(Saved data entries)
◇ ◇ ◇ ◇ ◇ ◇ ◇

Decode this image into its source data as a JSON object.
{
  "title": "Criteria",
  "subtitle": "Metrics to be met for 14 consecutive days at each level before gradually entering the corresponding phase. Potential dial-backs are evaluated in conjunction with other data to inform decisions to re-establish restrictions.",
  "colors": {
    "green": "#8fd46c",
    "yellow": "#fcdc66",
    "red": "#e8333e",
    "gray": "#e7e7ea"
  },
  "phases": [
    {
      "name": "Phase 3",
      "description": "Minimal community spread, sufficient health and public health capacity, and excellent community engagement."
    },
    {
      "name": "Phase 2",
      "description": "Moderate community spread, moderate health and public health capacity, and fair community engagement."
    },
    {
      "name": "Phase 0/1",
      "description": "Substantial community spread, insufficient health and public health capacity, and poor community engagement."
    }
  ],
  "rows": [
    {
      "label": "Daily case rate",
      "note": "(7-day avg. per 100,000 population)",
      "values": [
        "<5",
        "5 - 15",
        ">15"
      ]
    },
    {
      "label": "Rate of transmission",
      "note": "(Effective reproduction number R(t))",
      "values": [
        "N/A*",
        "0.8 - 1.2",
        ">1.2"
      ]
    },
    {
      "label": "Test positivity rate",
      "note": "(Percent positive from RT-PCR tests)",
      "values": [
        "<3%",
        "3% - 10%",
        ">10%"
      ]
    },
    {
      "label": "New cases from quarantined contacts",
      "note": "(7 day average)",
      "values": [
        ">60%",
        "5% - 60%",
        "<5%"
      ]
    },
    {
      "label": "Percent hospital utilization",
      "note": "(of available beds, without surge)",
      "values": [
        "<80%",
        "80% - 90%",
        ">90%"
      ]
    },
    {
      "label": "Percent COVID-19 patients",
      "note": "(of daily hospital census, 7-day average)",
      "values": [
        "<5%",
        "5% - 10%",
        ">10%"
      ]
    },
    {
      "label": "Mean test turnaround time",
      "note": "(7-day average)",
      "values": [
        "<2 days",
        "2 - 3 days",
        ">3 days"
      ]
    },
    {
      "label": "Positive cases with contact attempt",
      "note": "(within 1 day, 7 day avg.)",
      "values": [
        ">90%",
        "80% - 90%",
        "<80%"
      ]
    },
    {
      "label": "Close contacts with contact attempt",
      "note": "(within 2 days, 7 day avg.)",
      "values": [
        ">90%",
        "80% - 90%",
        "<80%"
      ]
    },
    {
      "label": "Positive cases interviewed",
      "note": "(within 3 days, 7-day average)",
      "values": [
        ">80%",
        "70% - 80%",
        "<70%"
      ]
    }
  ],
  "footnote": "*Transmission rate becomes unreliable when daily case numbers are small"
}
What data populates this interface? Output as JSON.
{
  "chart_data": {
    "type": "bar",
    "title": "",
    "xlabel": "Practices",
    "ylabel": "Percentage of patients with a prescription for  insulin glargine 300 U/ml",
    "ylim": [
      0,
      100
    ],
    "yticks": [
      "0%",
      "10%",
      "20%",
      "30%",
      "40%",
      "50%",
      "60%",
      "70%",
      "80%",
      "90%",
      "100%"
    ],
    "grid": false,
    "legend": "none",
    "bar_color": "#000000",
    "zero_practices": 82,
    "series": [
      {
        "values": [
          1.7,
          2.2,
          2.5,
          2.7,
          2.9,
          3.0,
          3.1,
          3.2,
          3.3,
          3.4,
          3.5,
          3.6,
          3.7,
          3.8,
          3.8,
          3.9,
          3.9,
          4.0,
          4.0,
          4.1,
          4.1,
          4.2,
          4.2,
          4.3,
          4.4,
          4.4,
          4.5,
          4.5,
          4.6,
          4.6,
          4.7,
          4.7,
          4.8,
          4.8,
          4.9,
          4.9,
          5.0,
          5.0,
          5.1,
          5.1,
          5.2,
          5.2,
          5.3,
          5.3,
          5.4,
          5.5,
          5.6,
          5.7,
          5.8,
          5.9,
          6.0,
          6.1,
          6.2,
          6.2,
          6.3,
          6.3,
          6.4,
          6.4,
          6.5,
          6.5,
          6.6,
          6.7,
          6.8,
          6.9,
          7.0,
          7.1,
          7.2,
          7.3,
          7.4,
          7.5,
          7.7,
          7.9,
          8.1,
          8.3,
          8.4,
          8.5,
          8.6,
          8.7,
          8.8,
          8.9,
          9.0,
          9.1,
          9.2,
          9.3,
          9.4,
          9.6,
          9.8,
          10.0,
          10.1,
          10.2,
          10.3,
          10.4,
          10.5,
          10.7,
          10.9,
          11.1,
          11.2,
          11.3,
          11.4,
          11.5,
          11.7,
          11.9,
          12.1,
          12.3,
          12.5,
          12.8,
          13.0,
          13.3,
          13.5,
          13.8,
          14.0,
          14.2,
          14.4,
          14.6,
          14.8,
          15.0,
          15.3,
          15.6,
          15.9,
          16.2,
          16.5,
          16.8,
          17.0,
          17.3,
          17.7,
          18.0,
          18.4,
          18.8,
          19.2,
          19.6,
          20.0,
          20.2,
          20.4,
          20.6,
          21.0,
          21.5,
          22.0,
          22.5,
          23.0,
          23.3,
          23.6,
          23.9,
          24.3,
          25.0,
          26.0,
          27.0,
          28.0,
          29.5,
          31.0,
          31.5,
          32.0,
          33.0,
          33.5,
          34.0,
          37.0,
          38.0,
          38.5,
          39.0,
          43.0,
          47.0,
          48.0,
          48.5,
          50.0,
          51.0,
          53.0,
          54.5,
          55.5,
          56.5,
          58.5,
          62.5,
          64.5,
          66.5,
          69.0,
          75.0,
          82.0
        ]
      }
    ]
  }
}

◇ ◇ ◇ ◇ ◇ ◇ ◇

| Try it |
Every line of the data above should be output exactly as written.

| Worked solution |
Decode this image into its source data as a JSON object.
{
  "title": "Criteria",
  "subtitle": "Metrics to be met for 14 consecutive days at each level before gradually entering the corresponding phase. Potential dial-backs are evaluated in conjunction with other data to inform decisions to re-establish restrictions.",
  "colors": {
    "green": "#8fd46c",
    "yellow": "#fcdc66",
    "red": "#e8333e",
    "gray": "#e7e7ea"
  },
  "phases": [
    {
      "name": "Phase 3",
      "description": "Minimal community spread, sufficient health and public health capacity, and excellent community engagement."
    },
    {
      "name": "Phase 2",
      "description": "Moderate community spread, moderate health and public health capacity, and fair community engagement."
    },
    {
      "name": "Phase 0/1",
      "description": "Substantial community spread, insufficient health and public health capacity, and poor community engagement."
    }
  ],
  "rows": [
    {
      "label": "Daily case rate",
      "note": "(7-day avg. per 100,000 population)",
      "values": [
        "<5",
        "5 - 15",
        ">15"
      ]
    },
    {
      "label": "Rate of transmission",
      "note": "(Effective reproduction number R(t))",
      "values": [
        "N/A*",
        "0.8 - 1.2",
        ">1.2"
      ]
    },
    {
      "label": "Test positivity rate",
      "note": "(Percent positive from RT-PCR tests)",
      "values": [
        "<3%",
        "3% - 10%",
        ">10%"
      ]
    },
    {
      "label": "New cases from quarantined contacts",
      "note": "(7 day average)",
      "values": [
        ">60%",
        "5% - 60%",
        "<5%"
      ]
    },
    {
      "label": "Percent hospital utilization",
      "note": "(of available beds, without surge)",
      "values": [
        "<80%",
        "80% - 90%",
        ">90%"
      ]
    },
    {
      "label": "Percent COVID-19 patients",
      "note": "(of daily hospital census, 7-day average)",
      "values": [
        "<5%",
        "5% - 10%",
        ">10%"
      ]
    },
    {
      "label": "Mean test turnaround time",
      "note": "(7-day average)",
      "values": [
        "<2 days",
        "2 - 3 days",
        ">3 days"
      ]
    },
    {
      "label": "Positive cases with contact attempt",
      "note": "(within 1 day, 7 day avg.)",
      "values": [
        ">90%",
        "80% - 90%",
        "<80%"
      ]
    },
    {
      "label": "Close contacts with contact attempt",
      "note": "(within 2 days, 7 day avg.)",
      "values": [
        ">90%",
        "80% - 90%",
        "<80%"
      ]
    },
    {
      "label": "Positive cases interviewed",
      "note": "(within 3 days, 7-day average)",
      "values": [
        ">80%",
        "70% - 80%",
        "<70%"
      ]
    }
  ],
  "footnote": "*Transmission rate becomes unreliable when daily case numbers are small"
}
What data populates this interface? Output as JSON.
{
  "chart_data": {
    "type": "bar",
    "title": "",
    "xlabel": "Practices",
    "ylabel": "Percentage of patients with a prescription for  insulin glargine 300 U/ml",
    "ylim": [
      0,
      100
    ],
    "yticks": [
      "0%",
      "10%",
      "20%",
      "30%",
      "40%",
      "50%",
      "60%",
      "70%",
      "80%",
      "90%",
      "100%"
    ],
    "grid": false,
    "legend": "none",
    "bar_color": "#000000",
    "zero_practices": 82,
    "series": [
      {
        "values": [
          1.7,
          2.2,
          2.5,
          2.7,
          2.9,
          3.0,
          3.1,
          3.2,
          3.3,
          3.4,
          3.5,
          3.6,
          3.7,
          3.8,
          3.8,
          3.9,
          3.9,
          4.0,
          4.0,
          4.1,
          4.1,
          4.2,
          4.2,
          4.3,
          4.4,
          4.4,
          4.5,
          4.5,
          4.6,
          4.6,
          4.7,
          4.7,
          4.8,
          4.8,
          4.9,
          4.9,
          5.0,
          5.0,
          5.1,
          5.1,
          5.2,
          5.2,
          5.3,
          5.3,
          5.4,
          5.5,
          5.6,
          5.7,
          5.8,
          5.9,
          6.0,
          6.1,
          6.2,
          6.2,
          6.3,
          6.3,
          6.4,
          6.4,
          6.5,
          6.5,
          6.6,
          6.7,
          6.8,
          6.9,
          7.0,
          7.1,
          7.2,
          7.3,
          7.4,
          7.5,
          7.7,
          7.9,
          8.1,
          8.3,
          8.4,
          8.5,
          8.6,
          8.7,
          8.8,
          8.9,
          9.0,
          9.1,
          9.2,
          9.3,
          9.4,
          9.6,
          9.8,
          10.0,
          10.1,
          10.2,
          10.3,
          10.4,
          10.5,
          10.7,
          10.9,
          11.1,
          11.2,
          11.3,
          11.4,
          11.5,
          11.7,
          11.9,
          12.1,
          12.3,
          12.5,
          12.8,
          13.0,
          13.3,
          13.5,
          13.8,
          14.0,
          14.2,
          14.4,
          14.6,
          14.8,
          15.0,
          15.3,
          15.6,
          15.9,
          16.2,
          16.5,
          16.8,
          17.0,
          17.3,
          17.7,
          18.0,
          18.4,
          18.8,
          19.2,
          19.6,
          20.0,
          20.2,
          20.4,
          20.6,
          21.0,
          21.5,
          22.0,
          22.5,
          23.0,
          23.3,
          23.6,
          23.9,
          24.3,
          25.0,
          26.0,
          27.0,
          28.0,
          29.5,
          31.0,
          31.5,
          32.0,
          33.0,
          33.5,
          34.0,
          37.0,
          38.0,
          38.5,
          39.0,
          43.0,
          47.0,
          48.0,
          48.5,
          50.0,
          51.0,
          53.0,
          54.5,
          55.5,
          56.5,
          58.5,
          62.5,
          64.5,
          66.5,
          69.0,
          75.0,
          82.0
        ]
      }
    ]
  }
}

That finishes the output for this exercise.